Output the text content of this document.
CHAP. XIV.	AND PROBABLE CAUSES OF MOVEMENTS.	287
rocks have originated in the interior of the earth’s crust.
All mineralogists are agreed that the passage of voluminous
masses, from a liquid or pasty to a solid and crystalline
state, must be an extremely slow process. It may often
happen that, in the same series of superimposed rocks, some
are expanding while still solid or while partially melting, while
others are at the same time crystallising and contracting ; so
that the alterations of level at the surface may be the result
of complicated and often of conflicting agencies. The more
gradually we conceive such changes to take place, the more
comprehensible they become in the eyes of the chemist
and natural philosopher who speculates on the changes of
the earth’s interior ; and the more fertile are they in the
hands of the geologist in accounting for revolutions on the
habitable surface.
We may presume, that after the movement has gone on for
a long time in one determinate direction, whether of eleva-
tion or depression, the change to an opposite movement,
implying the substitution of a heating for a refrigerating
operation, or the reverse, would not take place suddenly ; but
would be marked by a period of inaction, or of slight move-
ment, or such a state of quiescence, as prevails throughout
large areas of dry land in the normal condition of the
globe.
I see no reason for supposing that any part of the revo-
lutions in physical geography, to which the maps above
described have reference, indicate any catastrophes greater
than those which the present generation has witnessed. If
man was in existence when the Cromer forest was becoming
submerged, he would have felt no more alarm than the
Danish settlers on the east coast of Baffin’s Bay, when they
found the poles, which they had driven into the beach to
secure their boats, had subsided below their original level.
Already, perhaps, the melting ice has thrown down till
_ _ _ _ _ _ _
» **Written instruction**: Quote the listing in full, please, keeping every line exact.

» **Output for this exercise**:
Output the text content of this document.
CHAP. XIV.	AND PROBABLE CAUSES OF MOVEMENTS.	287
rocks have originated in the interior of the earth’s crust.
All mineralogists are agreed that the passage of voluminous
masses, from a liquid or pasty to a solid and crystalline
state, must be an extremely slow process. It may often
happen that, in the same series of superimposed rocks, some
are expanding while still solid or while partially melting, while
others are at the same time crystallising and contracting ; so
that the alterations of level at the surface may be the result
of complicated and often of conflicting agencies. The more
gradually we conceive such changes to take place, the more
comprehensible they become in the eyes of the chemist
and natural philosopher who speculates on the changes of
the earth’s interior ; and the more fertile are they in the
hands of the geologist in accounting for revolutions on the
habitable surface.
We may presume, that after the movement has gone on for
a long time in one determinate direction, whether of eleva-
tion or depression, the change to an opposite movement,
implying the substitution of a heating for a refrigerating
operation, or the reverse, would not take place suddenly ; but
would be marked by a period of inaction, or of slight move-
ment, or such a state of quiescence, as prevails throughout
large areas of dry land in the normal condition of the
globe.
I see no reason for supposing that any part of the revo-
lutions in physical geography, to which the maps above
described have reference, indicate any catastrophes greater
than those which the present generation has witnessed. If
man was in existence when the Cromer forest was becoming
submerged, he would have felt no more alarm than the
Danish settlers on the east coast of Baffin’s Bay, when they
found the poles, which they had driven into the beach to
secure their boats, had subsided below their original level.
Already, perhaps, the melting ice has thrown down till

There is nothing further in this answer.